----- INFORMATION PROVIDED
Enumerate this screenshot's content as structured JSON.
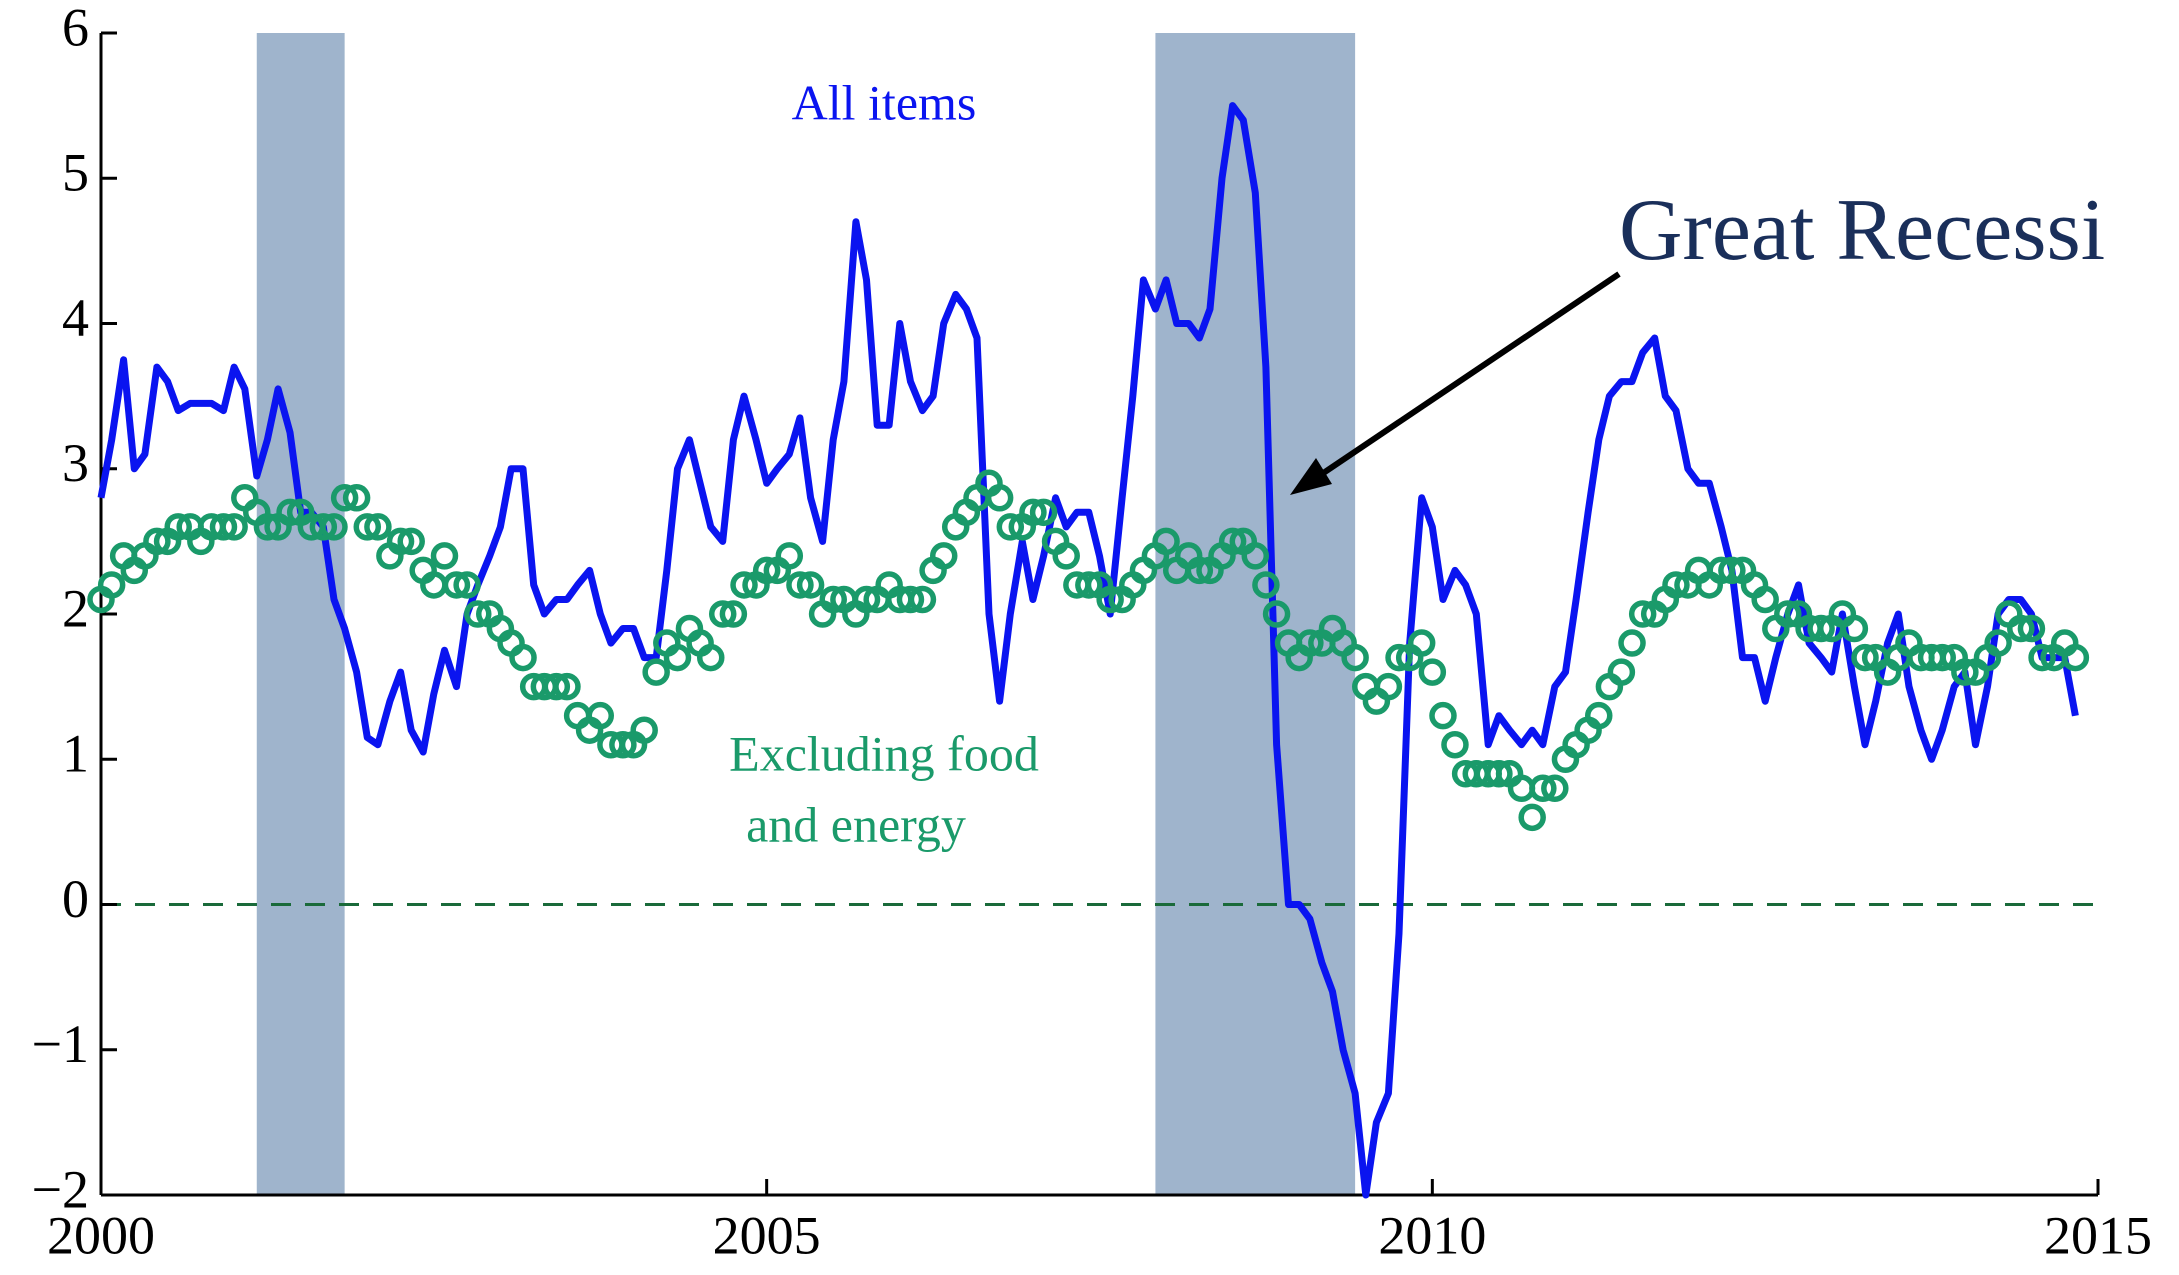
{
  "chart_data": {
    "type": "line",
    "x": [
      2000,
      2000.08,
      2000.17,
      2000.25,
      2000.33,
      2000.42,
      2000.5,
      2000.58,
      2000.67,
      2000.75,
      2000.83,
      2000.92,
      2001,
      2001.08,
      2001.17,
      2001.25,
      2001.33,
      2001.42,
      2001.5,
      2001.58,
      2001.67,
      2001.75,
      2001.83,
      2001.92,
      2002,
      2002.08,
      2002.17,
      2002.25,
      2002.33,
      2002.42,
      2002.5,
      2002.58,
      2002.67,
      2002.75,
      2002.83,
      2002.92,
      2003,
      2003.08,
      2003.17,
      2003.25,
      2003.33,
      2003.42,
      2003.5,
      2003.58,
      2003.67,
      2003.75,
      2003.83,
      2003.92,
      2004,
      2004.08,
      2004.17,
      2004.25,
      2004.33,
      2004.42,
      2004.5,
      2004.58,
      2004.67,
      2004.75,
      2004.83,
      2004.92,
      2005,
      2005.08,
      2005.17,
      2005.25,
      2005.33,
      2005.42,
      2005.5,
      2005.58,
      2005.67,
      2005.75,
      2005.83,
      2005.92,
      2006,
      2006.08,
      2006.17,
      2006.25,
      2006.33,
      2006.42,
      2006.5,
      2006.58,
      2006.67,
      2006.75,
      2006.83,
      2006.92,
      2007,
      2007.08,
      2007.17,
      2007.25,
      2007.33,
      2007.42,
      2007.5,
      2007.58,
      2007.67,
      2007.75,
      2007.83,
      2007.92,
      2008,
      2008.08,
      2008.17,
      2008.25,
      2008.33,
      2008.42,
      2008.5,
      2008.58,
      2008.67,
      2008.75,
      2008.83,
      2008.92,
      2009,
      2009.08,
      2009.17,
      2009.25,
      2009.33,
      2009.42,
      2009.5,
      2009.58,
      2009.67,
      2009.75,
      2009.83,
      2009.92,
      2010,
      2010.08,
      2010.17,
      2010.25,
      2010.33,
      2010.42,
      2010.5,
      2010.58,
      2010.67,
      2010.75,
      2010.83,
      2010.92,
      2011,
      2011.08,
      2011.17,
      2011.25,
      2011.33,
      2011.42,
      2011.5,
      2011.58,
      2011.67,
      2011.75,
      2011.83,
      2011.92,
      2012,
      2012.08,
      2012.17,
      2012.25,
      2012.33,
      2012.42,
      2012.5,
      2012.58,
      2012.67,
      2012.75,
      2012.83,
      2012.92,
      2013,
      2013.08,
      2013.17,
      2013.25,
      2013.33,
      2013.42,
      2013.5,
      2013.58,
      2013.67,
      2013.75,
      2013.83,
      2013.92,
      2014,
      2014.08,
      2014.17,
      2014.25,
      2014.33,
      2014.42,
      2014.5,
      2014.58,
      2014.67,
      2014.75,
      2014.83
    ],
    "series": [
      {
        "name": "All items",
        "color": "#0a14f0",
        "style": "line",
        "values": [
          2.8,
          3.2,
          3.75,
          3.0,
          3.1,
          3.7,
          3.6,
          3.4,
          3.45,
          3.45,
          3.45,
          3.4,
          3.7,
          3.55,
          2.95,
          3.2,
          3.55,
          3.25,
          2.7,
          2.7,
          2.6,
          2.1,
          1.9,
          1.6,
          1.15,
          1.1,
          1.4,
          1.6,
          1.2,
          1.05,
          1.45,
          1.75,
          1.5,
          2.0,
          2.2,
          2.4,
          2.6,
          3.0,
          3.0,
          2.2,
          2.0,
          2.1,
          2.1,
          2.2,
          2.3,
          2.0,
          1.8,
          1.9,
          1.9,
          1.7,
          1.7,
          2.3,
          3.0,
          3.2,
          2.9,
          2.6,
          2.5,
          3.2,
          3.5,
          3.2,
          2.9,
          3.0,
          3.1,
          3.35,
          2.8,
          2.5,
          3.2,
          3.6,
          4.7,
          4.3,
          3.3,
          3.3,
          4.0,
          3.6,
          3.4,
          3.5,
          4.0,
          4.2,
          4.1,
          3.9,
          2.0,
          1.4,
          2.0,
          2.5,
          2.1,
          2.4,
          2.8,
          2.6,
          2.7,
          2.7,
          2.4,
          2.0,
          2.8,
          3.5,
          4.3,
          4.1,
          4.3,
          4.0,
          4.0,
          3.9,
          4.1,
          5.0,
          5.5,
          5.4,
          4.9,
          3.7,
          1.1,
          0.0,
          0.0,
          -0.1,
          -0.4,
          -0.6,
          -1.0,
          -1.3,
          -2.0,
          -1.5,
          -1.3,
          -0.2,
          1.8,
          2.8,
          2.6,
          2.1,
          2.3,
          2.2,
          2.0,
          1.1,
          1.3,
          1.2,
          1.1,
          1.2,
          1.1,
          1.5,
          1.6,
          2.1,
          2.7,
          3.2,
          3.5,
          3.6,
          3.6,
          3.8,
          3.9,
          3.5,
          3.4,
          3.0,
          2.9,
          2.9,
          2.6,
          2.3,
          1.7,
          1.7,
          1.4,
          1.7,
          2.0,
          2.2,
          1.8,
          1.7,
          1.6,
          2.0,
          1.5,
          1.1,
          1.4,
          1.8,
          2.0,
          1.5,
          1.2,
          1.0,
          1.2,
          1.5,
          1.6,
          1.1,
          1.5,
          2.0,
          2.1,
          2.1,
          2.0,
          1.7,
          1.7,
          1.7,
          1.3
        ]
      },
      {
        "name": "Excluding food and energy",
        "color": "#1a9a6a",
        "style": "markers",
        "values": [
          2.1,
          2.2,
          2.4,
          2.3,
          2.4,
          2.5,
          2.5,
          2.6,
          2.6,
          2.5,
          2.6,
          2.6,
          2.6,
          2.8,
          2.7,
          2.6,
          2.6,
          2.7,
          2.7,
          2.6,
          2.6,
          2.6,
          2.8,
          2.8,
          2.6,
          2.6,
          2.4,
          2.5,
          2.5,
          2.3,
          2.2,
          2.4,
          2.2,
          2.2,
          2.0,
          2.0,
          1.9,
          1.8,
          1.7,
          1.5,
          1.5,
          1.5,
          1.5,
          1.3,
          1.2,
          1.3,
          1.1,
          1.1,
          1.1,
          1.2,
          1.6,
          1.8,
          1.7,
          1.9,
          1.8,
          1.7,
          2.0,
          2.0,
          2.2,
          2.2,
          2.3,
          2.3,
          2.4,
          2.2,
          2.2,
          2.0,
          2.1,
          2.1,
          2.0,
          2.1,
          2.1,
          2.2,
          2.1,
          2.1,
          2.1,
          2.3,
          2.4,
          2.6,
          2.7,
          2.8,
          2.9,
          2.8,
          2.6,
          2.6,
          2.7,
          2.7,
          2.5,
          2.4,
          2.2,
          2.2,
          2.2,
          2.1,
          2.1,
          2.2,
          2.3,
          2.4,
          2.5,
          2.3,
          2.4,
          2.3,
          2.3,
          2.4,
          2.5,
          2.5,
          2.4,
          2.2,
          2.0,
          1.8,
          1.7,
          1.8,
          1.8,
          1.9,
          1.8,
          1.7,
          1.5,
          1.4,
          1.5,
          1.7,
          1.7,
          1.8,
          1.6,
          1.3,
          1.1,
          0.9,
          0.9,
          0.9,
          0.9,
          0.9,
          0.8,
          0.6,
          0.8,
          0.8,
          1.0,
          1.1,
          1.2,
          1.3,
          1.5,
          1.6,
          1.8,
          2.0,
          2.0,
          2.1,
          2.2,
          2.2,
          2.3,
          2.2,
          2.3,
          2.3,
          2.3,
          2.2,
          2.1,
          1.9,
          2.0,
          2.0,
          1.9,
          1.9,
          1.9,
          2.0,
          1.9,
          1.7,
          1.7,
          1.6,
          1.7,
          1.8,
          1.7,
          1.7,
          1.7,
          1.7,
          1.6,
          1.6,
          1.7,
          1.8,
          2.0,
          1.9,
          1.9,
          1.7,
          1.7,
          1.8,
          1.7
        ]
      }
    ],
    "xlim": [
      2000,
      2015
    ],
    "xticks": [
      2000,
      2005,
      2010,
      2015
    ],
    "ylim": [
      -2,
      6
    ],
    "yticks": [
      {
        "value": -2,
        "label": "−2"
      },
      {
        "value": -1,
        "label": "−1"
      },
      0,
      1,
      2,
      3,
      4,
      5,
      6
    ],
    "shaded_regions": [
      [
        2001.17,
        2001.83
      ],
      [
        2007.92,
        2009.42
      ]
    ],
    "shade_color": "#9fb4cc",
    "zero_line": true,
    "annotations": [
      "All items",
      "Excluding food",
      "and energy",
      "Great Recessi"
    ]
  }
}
----------
----- INFORMATION PROVIDED
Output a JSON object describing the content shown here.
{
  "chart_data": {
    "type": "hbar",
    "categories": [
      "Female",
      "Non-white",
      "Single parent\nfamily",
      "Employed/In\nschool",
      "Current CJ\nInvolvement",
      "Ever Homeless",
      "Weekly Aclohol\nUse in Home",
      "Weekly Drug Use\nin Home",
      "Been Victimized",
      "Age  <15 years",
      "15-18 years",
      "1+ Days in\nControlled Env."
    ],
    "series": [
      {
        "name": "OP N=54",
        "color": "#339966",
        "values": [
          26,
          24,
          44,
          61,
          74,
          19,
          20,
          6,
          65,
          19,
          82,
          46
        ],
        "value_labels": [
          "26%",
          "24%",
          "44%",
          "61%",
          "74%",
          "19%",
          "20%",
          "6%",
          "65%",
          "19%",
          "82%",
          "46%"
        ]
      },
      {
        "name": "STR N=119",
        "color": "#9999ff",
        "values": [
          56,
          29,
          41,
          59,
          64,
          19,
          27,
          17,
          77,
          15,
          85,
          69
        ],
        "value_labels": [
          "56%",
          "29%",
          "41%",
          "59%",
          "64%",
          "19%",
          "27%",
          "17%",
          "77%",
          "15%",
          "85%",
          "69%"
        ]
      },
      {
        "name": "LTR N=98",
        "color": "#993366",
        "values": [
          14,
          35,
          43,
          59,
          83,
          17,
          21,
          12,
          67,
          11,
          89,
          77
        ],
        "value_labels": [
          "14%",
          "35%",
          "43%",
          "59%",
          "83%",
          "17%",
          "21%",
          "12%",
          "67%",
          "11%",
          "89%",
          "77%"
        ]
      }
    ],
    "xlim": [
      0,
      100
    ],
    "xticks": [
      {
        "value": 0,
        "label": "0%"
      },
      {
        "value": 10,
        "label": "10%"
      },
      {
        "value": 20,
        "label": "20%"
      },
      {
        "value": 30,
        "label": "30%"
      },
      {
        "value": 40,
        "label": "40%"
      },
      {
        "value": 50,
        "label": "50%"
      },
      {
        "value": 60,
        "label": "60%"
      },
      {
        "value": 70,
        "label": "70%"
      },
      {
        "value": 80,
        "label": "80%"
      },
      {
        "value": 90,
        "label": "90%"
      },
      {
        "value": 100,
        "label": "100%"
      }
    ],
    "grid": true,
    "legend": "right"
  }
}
----------
OBJECTIVE -
Which lines hold the word "JSON"? Copy each of them from the records.

SOLUTION -
Enumerate this screenshot's content as structured JSON.
Output a JSON object describing the content shown here.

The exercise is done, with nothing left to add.